EXCERPT PROVIDED:
• • • • • • •

3.2. Pharmacokinetics of mGIPAnt‐1 in mice

Figure 3a shows plasma concentrations of mGIPAnt‐1 following s.c. administration (6 nmol per mouse). Plasma concentrations were measured by in‐house radioimmunoassay. To obtain the full elimination curve mice were studied in groups with sampling at different time intervals: 0–2.5, 2.5–22 and 22–32 h. Peak concentration was reached 1.5 h following administration and half‐life was calculated to be approximately 7.2 h.

3.2.1. Acute inhibitory actions of mGIPAnt‐1 on exogenous GIP in vivo

We performed an intraperitoneal glucose tolerance test in mice treated with (1) vehicle and vehicle, (2) vehicle and GIP and (3), mGIPAnt‐1 and GIP to determine if mGIPAnt‐1 could inhibit the glucose‐lowering actions of GIP following i.p. glucose administration in vivo. Figure 3b shows the glucose curve following glucose administration at t = 0 min and Figure 3c shows the glucose curves after subtraction of the baseline value at t = 0. Interestingly, animals receiving mGIPAnt‐1 had a significant decrease in fasting blood glucose levels compared to the other two groups. After baseline subtraction (Figure 3c), we see that treatment with GIP alone lowered glucose levels significantly from t = 45 min and onwards compared to mice treated with both mGIPAnt‐1 and GIP. The glucose curves of mice treated with vehicle alone did not differ from that of mice treated with both mGIPAnt‐1 and GIP. The incremental area under the curve (iAUC) (Figure 3d) was significantly different for mice treated with vehicle and GIP compared to the double vehicle group and for mice treated both with mGIPAnt‐1 and GIP. We further see that for the animals receiving both mGIPAnt‐1 and GIP, glucose levels do not drop below baseline, whereas at t = 180 min, glucose levels did drop significantly below baseline for the animals receiving double vehicle. For the animals receiving GIP alone, glucose levels dropped significantly below baseline at t = 120 and t = 180 min.

• • • • • • •

WORK TASK A:
According to the mGIPAnt‐1 excerpt, what half-life was calculated for mGIPAnt‐1 after subcutaneous administration in mice?
WORK TASK B:
Summarize the mGIPAnt‐1 excerpt in two sentences.

RAW DATA:
• • • • • • •

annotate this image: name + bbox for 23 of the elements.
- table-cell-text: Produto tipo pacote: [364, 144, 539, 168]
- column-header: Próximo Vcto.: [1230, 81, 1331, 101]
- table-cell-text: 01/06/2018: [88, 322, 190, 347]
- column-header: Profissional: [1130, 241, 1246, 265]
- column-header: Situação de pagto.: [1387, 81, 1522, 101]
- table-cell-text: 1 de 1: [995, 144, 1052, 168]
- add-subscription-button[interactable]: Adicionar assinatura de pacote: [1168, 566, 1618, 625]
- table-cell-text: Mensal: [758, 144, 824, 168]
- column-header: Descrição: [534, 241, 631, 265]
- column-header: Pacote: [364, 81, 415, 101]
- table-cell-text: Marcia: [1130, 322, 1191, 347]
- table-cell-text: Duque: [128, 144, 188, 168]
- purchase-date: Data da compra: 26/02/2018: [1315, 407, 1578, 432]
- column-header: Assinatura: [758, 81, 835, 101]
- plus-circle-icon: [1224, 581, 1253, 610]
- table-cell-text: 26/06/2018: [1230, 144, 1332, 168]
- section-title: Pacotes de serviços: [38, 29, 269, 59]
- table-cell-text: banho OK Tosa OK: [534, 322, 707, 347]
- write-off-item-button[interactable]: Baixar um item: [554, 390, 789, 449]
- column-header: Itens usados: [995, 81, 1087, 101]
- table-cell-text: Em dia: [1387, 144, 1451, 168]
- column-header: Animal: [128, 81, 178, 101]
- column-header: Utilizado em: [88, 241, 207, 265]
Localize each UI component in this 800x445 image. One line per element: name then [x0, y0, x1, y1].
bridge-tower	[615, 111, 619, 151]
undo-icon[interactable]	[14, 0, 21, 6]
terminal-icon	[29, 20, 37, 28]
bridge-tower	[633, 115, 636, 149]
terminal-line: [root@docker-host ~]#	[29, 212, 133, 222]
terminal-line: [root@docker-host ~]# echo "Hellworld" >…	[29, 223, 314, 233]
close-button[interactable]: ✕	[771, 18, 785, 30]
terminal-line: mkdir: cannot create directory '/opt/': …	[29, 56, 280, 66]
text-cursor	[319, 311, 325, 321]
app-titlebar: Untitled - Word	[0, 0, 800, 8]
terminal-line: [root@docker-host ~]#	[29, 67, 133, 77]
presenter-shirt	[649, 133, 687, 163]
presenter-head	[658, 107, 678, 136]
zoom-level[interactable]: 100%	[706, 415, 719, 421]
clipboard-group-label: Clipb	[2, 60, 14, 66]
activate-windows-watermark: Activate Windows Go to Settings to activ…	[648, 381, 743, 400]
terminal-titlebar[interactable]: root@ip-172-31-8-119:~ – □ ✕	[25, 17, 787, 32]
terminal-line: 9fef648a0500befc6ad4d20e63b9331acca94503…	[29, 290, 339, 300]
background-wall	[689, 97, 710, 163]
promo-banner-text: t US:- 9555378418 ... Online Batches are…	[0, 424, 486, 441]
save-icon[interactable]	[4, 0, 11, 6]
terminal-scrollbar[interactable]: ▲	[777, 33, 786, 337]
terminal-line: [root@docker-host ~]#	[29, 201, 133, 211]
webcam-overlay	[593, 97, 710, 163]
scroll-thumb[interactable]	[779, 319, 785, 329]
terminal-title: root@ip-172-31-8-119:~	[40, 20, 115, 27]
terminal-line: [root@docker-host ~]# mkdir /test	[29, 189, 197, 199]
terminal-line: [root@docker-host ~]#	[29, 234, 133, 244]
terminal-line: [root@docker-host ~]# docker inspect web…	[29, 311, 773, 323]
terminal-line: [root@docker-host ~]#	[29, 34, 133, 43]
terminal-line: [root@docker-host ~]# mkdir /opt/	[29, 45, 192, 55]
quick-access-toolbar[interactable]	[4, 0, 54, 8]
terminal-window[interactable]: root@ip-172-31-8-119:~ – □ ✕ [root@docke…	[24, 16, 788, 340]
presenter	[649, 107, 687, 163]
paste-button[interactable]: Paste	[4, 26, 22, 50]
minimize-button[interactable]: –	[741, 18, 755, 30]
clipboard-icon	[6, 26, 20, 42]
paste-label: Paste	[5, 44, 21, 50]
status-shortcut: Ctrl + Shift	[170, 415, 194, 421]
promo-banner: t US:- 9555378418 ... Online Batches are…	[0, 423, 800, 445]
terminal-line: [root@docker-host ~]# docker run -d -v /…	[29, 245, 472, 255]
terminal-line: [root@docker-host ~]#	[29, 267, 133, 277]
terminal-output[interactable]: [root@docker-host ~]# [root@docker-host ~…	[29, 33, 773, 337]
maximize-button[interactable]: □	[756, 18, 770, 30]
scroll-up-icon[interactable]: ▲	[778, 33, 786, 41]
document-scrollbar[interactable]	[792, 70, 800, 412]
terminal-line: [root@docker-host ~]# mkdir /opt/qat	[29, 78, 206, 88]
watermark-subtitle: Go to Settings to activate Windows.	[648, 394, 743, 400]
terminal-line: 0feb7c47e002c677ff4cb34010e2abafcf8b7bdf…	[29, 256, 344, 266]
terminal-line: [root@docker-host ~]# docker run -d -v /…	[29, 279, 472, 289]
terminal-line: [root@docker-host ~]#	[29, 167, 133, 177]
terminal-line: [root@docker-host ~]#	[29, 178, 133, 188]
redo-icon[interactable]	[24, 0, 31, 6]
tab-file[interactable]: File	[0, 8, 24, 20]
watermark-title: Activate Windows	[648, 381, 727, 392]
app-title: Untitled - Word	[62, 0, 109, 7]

• • • • • • •

EXPECTED ANSWER A:
Approximately 7.2 hours.

EXPECTED ANSWER B:
After subcutaneous administration of 6 nmol per mouse, mGIPAnt‐1 reached peak plasma concentration at 1.5 h and had a half-life of approximately 7.2 h. In an intraperitoneal glucose tolerance test, GIP alone significantly lowered glucose from t = 45 min onward compared with mice given both mGIPAnt‐1 and GIP, whose glucose curves did not differ from those of mice given vehicle alone.